Task:
Copy out each line of the material below with no changes.

Provided entries:
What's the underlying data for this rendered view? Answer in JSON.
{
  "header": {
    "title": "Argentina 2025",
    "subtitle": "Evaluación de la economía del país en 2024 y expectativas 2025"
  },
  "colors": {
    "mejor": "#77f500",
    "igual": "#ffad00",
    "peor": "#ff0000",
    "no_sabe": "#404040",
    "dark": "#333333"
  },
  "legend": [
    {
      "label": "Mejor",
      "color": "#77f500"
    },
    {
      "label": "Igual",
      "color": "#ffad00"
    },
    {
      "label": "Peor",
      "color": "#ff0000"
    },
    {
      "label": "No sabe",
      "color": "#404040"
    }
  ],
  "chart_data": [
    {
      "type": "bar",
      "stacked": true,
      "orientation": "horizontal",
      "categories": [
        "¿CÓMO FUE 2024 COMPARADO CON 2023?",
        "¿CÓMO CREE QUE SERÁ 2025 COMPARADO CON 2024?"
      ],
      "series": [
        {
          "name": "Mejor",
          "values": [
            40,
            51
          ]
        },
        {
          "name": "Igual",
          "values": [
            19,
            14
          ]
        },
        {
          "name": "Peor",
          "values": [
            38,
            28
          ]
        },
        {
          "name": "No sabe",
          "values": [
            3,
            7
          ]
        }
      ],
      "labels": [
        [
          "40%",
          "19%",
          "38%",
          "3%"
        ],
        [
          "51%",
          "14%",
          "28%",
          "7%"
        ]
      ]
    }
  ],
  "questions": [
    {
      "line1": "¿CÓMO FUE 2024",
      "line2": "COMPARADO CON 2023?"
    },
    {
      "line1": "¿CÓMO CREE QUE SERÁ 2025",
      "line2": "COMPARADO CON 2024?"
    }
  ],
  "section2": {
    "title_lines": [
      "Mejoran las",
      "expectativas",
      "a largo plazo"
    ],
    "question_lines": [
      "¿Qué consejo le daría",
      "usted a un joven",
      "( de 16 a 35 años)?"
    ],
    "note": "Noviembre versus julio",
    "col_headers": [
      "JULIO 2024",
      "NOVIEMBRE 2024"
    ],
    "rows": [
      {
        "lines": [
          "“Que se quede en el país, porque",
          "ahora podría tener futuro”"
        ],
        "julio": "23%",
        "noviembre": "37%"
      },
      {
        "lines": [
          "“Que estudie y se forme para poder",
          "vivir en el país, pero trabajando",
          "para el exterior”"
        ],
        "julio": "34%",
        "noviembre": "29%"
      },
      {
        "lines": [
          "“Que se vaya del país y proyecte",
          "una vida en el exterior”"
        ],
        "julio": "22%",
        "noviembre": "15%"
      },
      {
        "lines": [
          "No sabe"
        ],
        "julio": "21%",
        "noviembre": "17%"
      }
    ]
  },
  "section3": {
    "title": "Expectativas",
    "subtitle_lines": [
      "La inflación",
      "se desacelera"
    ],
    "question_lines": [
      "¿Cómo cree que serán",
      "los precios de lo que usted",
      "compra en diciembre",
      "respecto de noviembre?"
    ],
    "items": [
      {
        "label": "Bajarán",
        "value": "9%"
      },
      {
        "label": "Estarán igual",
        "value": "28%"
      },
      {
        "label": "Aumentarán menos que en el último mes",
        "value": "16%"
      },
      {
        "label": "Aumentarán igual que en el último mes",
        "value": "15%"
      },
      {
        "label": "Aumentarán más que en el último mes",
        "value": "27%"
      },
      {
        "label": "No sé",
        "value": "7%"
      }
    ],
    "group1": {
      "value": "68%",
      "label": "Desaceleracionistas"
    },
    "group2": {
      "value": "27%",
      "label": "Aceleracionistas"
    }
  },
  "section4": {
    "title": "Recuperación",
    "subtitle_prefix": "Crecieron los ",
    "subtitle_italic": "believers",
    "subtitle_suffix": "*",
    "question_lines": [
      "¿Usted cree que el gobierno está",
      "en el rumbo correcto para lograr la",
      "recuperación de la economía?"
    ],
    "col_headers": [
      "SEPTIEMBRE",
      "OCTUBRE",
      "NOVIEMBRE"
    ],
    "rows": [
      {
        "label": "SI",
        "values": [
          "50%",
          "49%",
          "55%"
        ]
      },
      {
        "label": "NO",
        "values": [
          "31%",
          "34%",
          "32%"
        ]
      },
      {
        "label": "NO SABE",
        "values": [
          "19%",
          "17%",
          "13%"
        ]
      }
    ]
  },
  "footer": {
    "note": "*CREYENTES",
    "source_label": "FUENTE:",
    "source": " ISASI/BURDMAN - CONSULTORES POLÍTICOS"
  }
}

Exercise response:
What's the underlying data for this rendered view? Answer in JSON.
{
  "header": {
    "title": "Argentina 2025",
    "subtitle": "Evaluación de la economía del país en 2024 y expectativas 2025"
  },
  "colors": {
    "mejor": "#77f500",
    "igual": "#ffad00",
    "peor": "#ff0000",
    "no_sabe": "#404040",
    "dark": "#333333"
  },
  "legend": [
    {
      "label": "Mejor",
      "color": "#77f500"
    },
    {
      "label": "Igual",
      "color": "#ffad00"
    },
    {
      "label": "Peor",
      "color": "#ff0000"
    },
    {
      "label": "No sabe",
      "color": "#404040"
    }
  ],
  "chart_data": [
    {
      "type": "bar",
      "stacked": true,
      "orientation": "horizontal",
      "categories": [
        "¿CÓMO FUE 2024 COMPARADO CON 2023?",
        "¿CÓMO CREE QUE SERÁ 2025 COMPARADO CON 2024?"
      ],
      "series": [
        {
          "name": "Mejor",
          "values": [
            40,
            51
          ]
        },
        {
          "name": "Igual",
          "values": [
            19,
            14
          ]
        },
        {
          "name": "Peor",
          "values": [
            38,
            28
          ]
        },
        {
          "name": "No sabe",
          "values": [
            3,
            7
          ]
        }
      ],
      "labels": [
        [
          "40%",
          "19%",
          "38%",
          "3%"
        ],
        [
          "51%",
          "14%",
          "28%",
          "7%"
        ]
      ]
    }
  ],
  "questions": [
    {
      "line1": "¿CÓMO FUE 2024",
      "line2": "COMPARADO CON 2023?"
    },
    {
      "line1": "¿CÓMO CREE QUE SERÁ 2025",
      "line2": "COMPARADO CON 2024?"
    }
  ],
  "section2": {
    "title_lines": [
      "Mejoran las",
      "expectativas",
      "a largo plazo"
    ],
    "question_lines": [
      "¿Qué consejo le daría",
      "usted a un joven",
      "( de 16 a 35 años)?"
    ],
    "note": "Noviembre versus julio",
    "col_headers": [
      "JULIO 2024",
      "NOVIEMBRE 2024"
    ],
    "rows": [
      {
        "lines": [
          "“Que se quede en el país, porque",
          "ahora podría tener futuro”"
        ],
        "julio": "23%",
        "noviembre": "37%"
      },
      {
        "lines": [
          "“Que estudie y se forme para poder",
          "vivir en el país, pero trabajando",
          "para el exterior”"
        ],
        "julio": "34%",
        "noviembre": "29%"
      },
      {
        "lines": [
          "“Que se vaya del país y proyecte",
          "una vida en el exterior”"
        ],
        "julio": "22%",
        "noviembre": "15%"
      },
      {
        "lines": [
          "No sabe"
        ],
        "julio": "21%",
        "noviembre": "17%"
      }
    ]
  },
  "section3": {
    "title": "Expectativas",
    "subtitle_lines": [
      "La inflación",
      "se desacelera"
    ],
    "question_lines": [
      "¿Cómo cree que serán",
      "los precios de lo que usted",
      "compra en diciembre",
      "respecto de noviembre?"
    ],
    "items": [
      {
        "label": "Bajarán",
        "value": "9%"
      },
      {
        "label": "Estarán igual",
        "value": "28%"
      },
      {
        "label": "Aumentarán menos que en el último mes",
        "value": "16%"
      },
      {
        "label": "Aumentarán igual que en el último mes",
        "value": "15%"
      },
      {
        "label": "Aumentarán más que en el último mes",
        "value": "27%"
      },
      {
        "label": "No sé",
        "value": "7%"
      }
    ],
    "group1": {
      "value": "68%",
      "label": "Desaceleracionistas"
    },
    "group2": {
      "value": "27%",
      "label": "Aceleracionistas"
    }
  },
  "section4": {
    "title": "Recuperación",
    "subtitle_prefix": "Crecieron los ",
    "subtitle_italic": "believers",
    "subtitle_suffix": "*",
    "question_lines": [
      "¿Usted cree que el gobierno está",
      "en el rumbo correcto para lograr la",
      "recuperación de la economía?"
    ],
    "col_headers": [
      "SEPTIEMBRE",
      "OCTUBRE",
      "NOVIEMBRE"
    ],
    "rows": [
      {
        "label": "SI",
        "values": [
          "50%",
          "49%",
          "55%"
        ]
      },
      {
        "label": "NO",
        "values": [
          "31%",
          "34%",
          "32%"
        ]
      },
      {
        "label": "NO SABE",
        "values": [
          "19%",
          "17%",
          "13%"
        ]
      }
    ]
  },
  "footer": {
    "note": "*CREYENTES",
    "source_label": "FUENTE:",
    "source": " ISASI/BURDMAN - CONSULTORES POLÍTICOS"
  }
}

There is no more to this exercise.